## TASK PROMPT
Copy out every record below exactly as written, but leave out any pictures.

● ● ●

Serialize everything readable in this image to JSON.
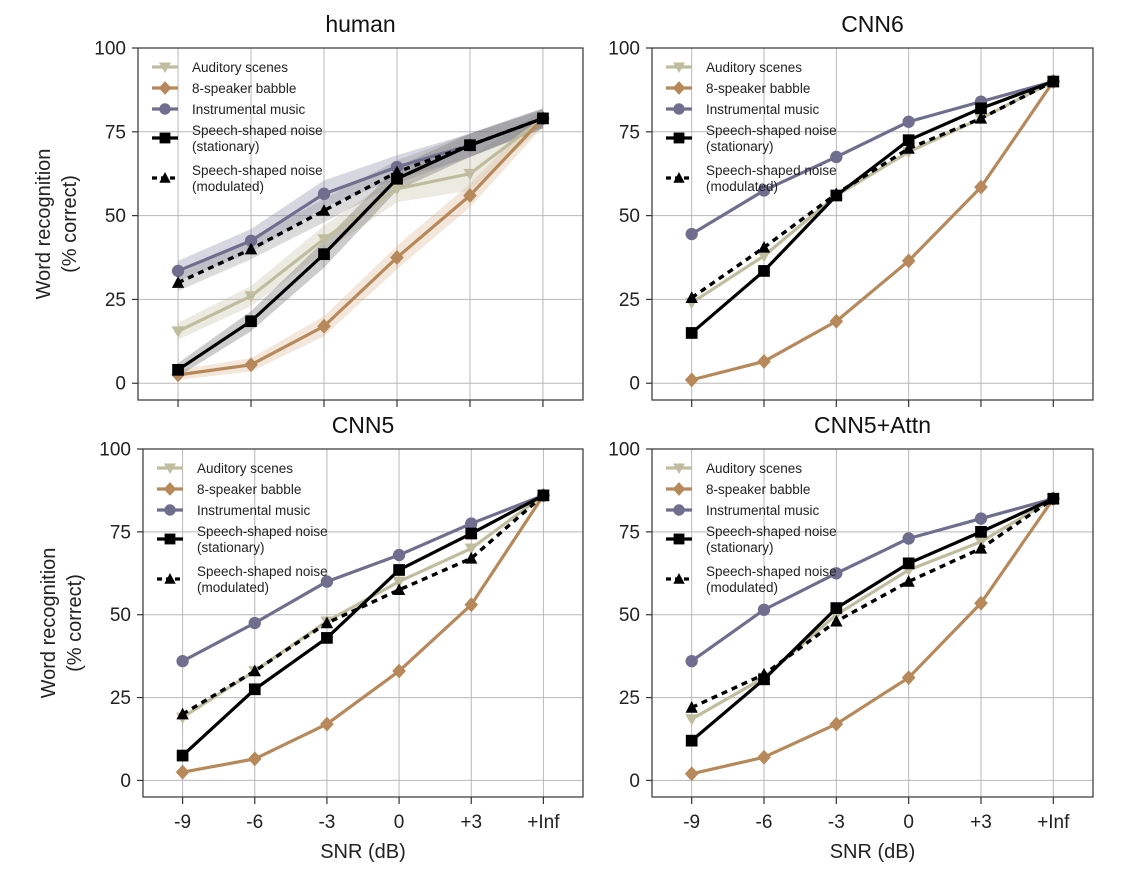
{
  "figure": {
    "xlabel": "SNR (dB)",
    "ylabel_line1": "Word recognition",
    "ylabel_line2": "(% correct)"
  },
  "chart_data": [
    {
      "type": "line",
      "title": "human",
      "categories": [
        "-9",
        "-6",
        "-3",
        "0",
        "+3",
        "+Inf"
      ],
      "ylim": [
        -5,
        100
      ],
      "yticks": [
        0,
        25,
        50,
        75,
        100
      ],
      "grid": true,
      "legend_position": "top-left",
      "series": [
        {
          "name": "Auditory scenes",
          "values": [
            15.5,
            26,
            43,
            58,
            62.5,
            79
          ]
        },
        {
          "name": "8-speaker babble",
          "values": [
            2.5,
            5.5,
            17,
            37.5,
            56,
            79
          ]
        },
        {
          "name": "Instrumental music",
          "values": [
            33.5,
            42.5,
            56.5,
            64.5,
            71,
            79
          ]
        },
        {
          "name": "Speech-shaped noise\n(stationary)",
          "values": [
            4,
            18.5,
            38.5,
            61,
            71,
            79
          ]
        },
        {
          "name": "Speech-shaped noise\n(modulated)",
          "values": [
            30,
            40,
            51.5,
            63,
            71,
            79
          ]
        }
      ]
    },
    {
      "type": "line",
      "title": "CNN6",
      "categories": [
        "-9",
        "-6",
        "-3",
        "0",
        "+3",
        "+Inf"
      ],
      "ylim": [
        -5,
        100
      ],
      "yticks": [
        0,
        25,
        50,
        75,
        100
      ],
      "grid": true,
      "legend_position": "top-left",
      "series": [
        {
          "name": "Auditory scenes",
          "values": [
            24,
            38,
            56,
            69,
            79,
            90
          ]
        },
        {
          "name": "8-speaker babble",
          "values": [
            1,
            6.5,
            18.5,
            36.5,
            58.5,
            90
          ]
        },
        {
          "name": "Instrumental music",
          "values": [
            44.5,
            57.5,
            67.5,
            78,
            84,
            90
          ]
        },
        {
          "name": "Speech-shaped noise\n(stationary)",
          "values": [
            15,
            33.5,
            56,
            72.5,
            82,
            90
          ]
        },
        {
          "name": "Speech-shaped noise\n(modulated)",
          "values": [
            25.5,
            40.5,
            56.5,
            70,
            79,
            90
          ]
        }
      ]
    },
    {
      "type": "line",
      "title": "CNN5",
      "categories": [
        "-9",
        "-6",
        "-3",
        "0",
        "+3",
        "+Inf"
      ],
      "ylim": [
        -5,
        100
      ],
      "yticks": [
        0,
        25,
        50,
        75,
        100
      ],
      "grid": true,
      "legend_position": "top-left",
      "series": [
        {
          "name": "Auditory scenes",
          "values": [
            19,
            33,
            48,
            60,
            70,
            86
          ]
        },
        {
          "name": "8-speaker babble",
          "values": [
            2.5,
            6.5,
            17,
            33,
            53,
            86
          ]
        },
        {
          "name": "Instrumental music",
          "values": [
            36,
            47.5,
            60,
            68,
            77.5,
            86
          ]
        },
        {
          "name": "Speech-shaped noise\n(stationary)",
          "values": [
            7.5,
            27.5,
            43,
            63.5,
            74.5,
            86
          ]
        },
        {
          "name": "Speech-shaped noise\n(modulated)",
          "values": [
            20,
            33,
            47.5,
            57.5,
            67,
            86
          ]
        }
      ]
    },
    {
      "type": "line",
      "title": "CNN5+Attn",
      "categories": [
        "-9",
        "-6",
        "-3",
        "0",
        "+3",
        "+Inf"
      ],
      "ylim": [
        -5,
        100
      ],
      "yticks": [
        0,
        25,
        50,
        75,
        100
      ],
      "grid": true,
      "legend_position": "top-left",
      "series": [
        {
          "name": "Auditory scenes",
          "values": [
            18.5,
            31,
            50,
            63.5,
            72,
            85
          ]
        },
        {
          "name": "8-speaker babble",
          "values": [
            2,
            7,
            17,
            31,
            53.5,
            85
          ]
        },
        {
          "name": "Instrumental music",
          "values": [
            36,
            51.5,
            62.5,
            73,
            79,
            85
          ]
        },
        {
          "name": "Speech-shaped noise\n(stationary)",
          "values": [
            12,
            30.5,
            52,
            65.5,
            75,
            85
          ]
        },
        {
          "name": "Speech-shaped noise\n(modulated)",
          "values": [
            22,
            32,
            48,
            60,
            70,
            85
          ]
        }
      ]
    }
  ],
  "series_styles": [
    {
      "color": "#bfbd9e",
      "marker": "triangle-down",
      "dash": false
    },
    {
      "color": "#b7895a",
      "marker": "diamond",
      "dash": false
    },
    {
      "color": "#6f6e8e",
      "marker": "circle",
      "dash": false
    },
    {
      "color": "#000000",
      "marker": "square",
      "dash": false
    },
    {
      "color": "#000000",
      "marker": "triangle-up",
      "dash": true
    }
  ],
  "bands": {
    "panel": 0,
    "colors": [
      "#bfbd9e",
      "#d7ae87",
      "#7b7aa0",
      "#555555",
      "#888888"
    ],
    "halfwidths": [
      [
        2.5,
        3,
        4,
        4,
        5,
        2.5
      ],
      [
        1.5,
        2,
        3,
        3.5,
        3.5,
        2.5
      ],
      [
        3,
        3.5,
        4,
        3.5,
        3.5,
        2.5
      ],
      [
        2,
        3,
        4,
        3.5,
        3.5,
        3
      ],
      [
        2.5,
        3,
        3.5,
        3.5,
        3.5,
        3
      ]
    ]
  }
}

● ● ●

## EXERCISE SOLUTION
Serialize everything readable in this image to JSON.
{
  "figure": {
    "xlabel": "SNR (dB)",
    "ylabel_line1": "Word recognition",
    "ylabel_line2": "(% correct)"
  },
  "chart_data": [
    {
      "type": "line",
      "title": "human",
      "categories": [
        "-9",
        "-6",
        "-3",
        "0",
        "+3",
        "+Inf"
      ],
      "ylim": [
        -5,
        100
      ],
      "yticks": [
        0,
        25,
        50,
        75,
        100
      ],
      "grid": true,
      "legend_position": "top-left",
      "series": [
        {
          "name": "Auditory scenes",
          "values": [
            15.5,
            26,
            43,
            58,
            62.5,
            79
          ]
        },
        {
          "name": "8-speaker babble",
          "values": [
            2.5,
            5.5,
            17,
            37.5,
            56,
            79
          ]
        },
        {
          "name": "Instrumental music",
          "values": [
            33.5,
            42.5,
            56.5,
            64.5,
            71,
            79
          ]
        },
        {
          "name": "Speech-shaped noise\n(stationary)",
          "values": [
            4,
            18.5,
            38.5,
            61,
            71,
            79
          ]
        },
        {
          "name": "Speech-shaped noise\n(modulated)",
          "values": [
            30,
            40,
            51.5,
            63,
            71,
            79
          ]
        }
      ]
    },
    {
      "type": "line",
      "title": "CNN6",
      "categories": [
        "-9",
        "-6",
        "-3",
        "0",
        "+3",
        "+Inf"
      ],
      "ylim": [
        -5,
        100
      ],
      "yticks": [
        0,
        25,
        50,
        75,
        100
      ],
      "grid": true,
      "legend_position": "top-left",
      "series": [
        {
          "name": "Auditory scenes",
          "values": [
            24,
            38,
            56,
            69,
            79,
            90
          ]
        },
        {
          "name": "8-speaker babble",
          "values": [
            1,
            6.5,
            18.5,
            36.5,
            58.5,
            90
          ]
        },
        {
          "name": "Instrumental music",
          "values": [
            44.5,
            57.5,
            67.5,
            78,
            84,
            90
          ]
        },
        {
          "name": "Speech-shaped noise\n(stationary)",
          "values": [
            15,
            33.5,
            56,
            72.5,
            82,
            90
          ]
        },
        {
          "name": "Speech-shaped noise\n(modulated)",
          "values": [
            25.5,
            40.5,
            56.5,
            70,
            79,
            90
          ]
        }
      ]
    },
    {
      "type": "line",
      "title": "CNN5",
      "categories": [
        "-9",
        "-6",
        "-3",
        "0",
        "+3",
        "+Inf"
      ],
      "ylim": [
        -5,
        100
      ],
      "yticks": [
        0,
        25,
        50,
        75,
        100
      ],
      "grid": true,
      "legend_position": "top-left",
      "series": [
        {
          "name": "Auditory scenes",
          "values": [
            19,
            33,
            48,
            60,
            70,
            86
          ]
        },
        {
          "name": "8-speaker babble",
          "values": [
            2.5,
            6.5,
            17,
            33,
            53,
            86
          ]
        },
        {
          "name": "Instrumental music",
          "values": [
            36,
            47.5,
            60,
            68,
            77.5,
            86
          ]
        },
        {
          "name": "Speech-shaped noise\n(stationary)",
          "values": [
            7.5,
            27.5,
            43,
            63.5,
            74.5,
            86
          ]
        },
        {
          "name": "Speech-shaped noise\n(modulated)",
          "values": [
            20,
            33,
            47.5,
            57.5,
            67,
            86
          ]
        }
      ]
    },
    {
      "type": "line",
      "title": "CNN5+Attn",
      "categories": [
        "-9",
        "-6",
        "-3",
        "0",
        "+3",
        "+Inf"
      ],
      "ylim": [
        -5,
        100
      ],
      "yticks": [
        0,
        25,
        50,
        75,
        100
      ],
      "grid": true,
      "legend_position": "top-left",
      "series": [
        {
          "name": "Auditory scenes",
          "values": [
            18.5,
            31,
            50,
            63.5,
            72,
            85
          ]
        },
        {
          "name": "8-speaker babble",
          "values": [
            2,
            7,
            17,
            31,
            53.5,
            85
          ]
        },
        {
          "name": "Instrumental music",
          "values": [
            36,
            51.5,
            62.5,
            73,
            79,
            85
          ]
        },
        {
          "name": "Speech-shaped noise\n(stationary)",
          "values": [
            12,
            30.5,
            52,
            65.5,
            75,
            85
          ]
        },
        {
          "name": "Speech-shaped noise\n(modulated)",
          "values": [
            22,
            32,
            48,
            60,
            70,
            85
          ]
        }
      ]
    }
  ],
  "series_styles": [
    {
      "color": "#bfbd9e",
      "marker": "triangle-down",
      "dash": false
    },
    {
      "color": "#b7895a",
      "marker": "diamond",
      "dash": false
    },
    {
      "color": "#6f6e8e",
      "marker": "circle",
      "dash": false
    },
    {
      "color": "#000000",
      "marker": "square",
      "dash": false
    },
    {
      "color": "#000000",
      "marker": "triangle-up",
      "dash": true
    }
  ],
  "bands": {
    "panel": 0,
    "colors": [
      "#bfbd9e",
      "#d7ae87",
      "#7b7aa0",
      "#555555",
      "#888888"
    ],
    "halfwidths": [
      [
        2.5,
        3,
        4,
        4,
        5,
        2.5
      ],
      [
        1.5,
        2,
        3,
        3.5,
        3.5,
        2.5
      ],
      [
        3,
        3.5,
        4,
        3.5,
        3.5,
        2.5
      ],
      [
        2,
        3,
        4,
        3.5,
        3.5,
        3
      ],
      [
        2.5,
        3,
        3.5,
        3.5,
        3.5,
        3
      ]
    ]
  }
}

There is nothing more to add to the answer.